Data excerpts
################

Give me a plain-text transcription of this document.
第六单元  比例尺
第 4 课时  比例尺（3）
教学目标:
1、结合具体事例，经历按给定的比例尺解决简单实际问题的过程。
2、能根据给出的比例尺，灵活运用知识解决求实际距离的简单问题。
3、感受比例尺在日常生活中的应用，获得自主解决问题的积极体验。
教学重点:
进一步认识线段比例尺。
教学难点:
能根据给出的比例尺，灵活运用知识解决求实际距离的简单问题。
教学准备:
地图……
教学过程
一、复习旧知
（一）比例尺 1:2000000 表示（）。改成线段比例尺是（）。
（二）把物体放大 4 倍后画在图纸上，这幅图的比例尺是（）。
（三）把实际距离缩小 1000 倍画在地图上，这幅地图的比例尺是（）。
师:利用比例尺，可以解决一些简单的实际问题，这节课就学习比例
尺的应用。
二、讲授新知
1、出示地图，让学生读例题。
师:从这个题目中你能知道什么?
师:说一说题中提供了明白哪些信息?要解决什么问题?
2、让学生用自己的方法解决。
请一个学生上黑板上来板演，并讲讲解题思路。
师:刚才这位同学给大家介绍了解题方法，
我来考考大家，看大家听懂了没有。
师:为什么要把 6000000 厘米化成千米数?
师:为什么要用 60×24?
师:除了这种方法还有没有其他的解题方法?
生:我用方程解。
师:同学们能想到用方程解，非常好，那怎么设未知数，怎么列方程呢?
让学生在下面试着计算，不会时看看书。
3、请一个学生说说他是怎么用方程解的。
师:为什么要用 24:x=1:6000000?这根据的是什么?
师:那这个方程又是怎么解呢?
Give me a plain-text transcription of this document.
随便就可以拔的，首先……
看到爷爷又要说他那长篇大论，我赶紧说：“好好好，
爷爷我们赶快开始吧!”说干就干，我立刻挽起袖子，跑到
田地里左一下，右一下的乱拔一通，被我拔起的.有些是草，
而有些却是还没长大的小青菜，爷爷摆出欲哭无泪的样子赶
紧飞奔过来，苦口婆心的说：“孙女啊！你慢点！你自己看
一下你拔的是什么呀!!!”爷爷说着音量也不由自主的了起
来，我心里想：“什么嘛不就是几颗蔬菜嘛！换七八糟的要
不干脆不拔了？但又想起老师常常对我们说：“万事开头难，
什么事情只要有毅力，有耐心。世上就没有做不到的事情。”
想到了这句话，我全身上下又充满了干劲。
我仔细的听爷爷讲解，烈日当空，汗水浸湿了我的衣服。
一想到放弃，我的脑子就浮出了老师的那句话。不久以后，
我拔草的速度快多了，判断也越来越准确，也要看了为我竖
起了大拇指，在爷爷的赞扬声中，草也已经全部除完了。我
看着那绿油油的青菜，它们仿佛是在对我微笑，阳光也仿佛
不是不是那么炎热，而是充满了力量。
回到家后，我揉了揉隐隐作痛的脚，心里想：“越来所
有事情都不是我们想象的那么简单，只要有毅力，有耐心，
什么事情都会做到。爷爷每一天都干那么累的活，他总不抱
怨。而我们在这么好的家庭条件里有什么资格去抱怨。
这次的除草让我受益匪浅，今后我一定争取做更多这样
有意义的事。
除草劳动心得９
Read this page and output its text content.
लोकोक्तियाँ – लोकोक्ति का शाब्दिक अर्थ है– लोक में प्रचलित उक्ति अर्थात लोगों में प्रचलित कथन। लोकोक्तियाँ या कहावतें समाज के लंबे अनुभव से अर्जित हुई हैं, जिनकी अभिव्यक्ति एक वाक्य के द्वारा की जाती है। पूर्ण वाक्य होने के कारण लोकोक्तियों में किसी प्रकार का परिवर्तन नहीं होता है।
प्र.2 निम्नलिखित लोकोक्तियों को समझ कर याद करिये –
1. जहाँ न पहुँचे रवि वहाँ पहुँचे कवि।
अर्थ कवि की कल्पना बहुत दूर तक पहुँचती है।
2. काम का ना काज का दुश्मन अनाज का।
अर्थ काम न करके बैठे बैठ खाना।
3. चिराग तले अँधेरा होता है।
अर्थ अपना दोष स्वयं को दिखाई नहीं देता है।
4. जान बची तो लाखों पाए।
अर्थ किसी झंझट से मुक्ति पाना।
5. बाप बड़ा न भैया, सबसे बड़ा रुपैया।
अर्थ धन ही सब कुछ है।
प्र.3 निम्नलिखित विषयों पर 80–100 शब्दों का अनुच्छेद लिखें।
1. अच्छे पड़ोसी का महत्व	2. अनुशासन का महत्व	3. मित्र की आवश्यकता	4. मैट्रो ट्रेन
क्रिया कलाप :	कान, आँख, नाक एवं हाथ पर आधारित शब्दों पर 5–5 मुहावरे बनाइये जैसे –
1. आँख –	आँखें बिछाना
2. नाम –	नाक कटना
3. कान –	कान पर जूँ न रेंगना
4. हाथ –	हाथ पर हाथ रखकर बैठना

################

(Stated problem):
For the listing above, identify each line bearing "为什么要用".

(Correct output):
师:为什么要用 60×24?
师:为什么要用 24:x=1:6000000?这根据的是什么?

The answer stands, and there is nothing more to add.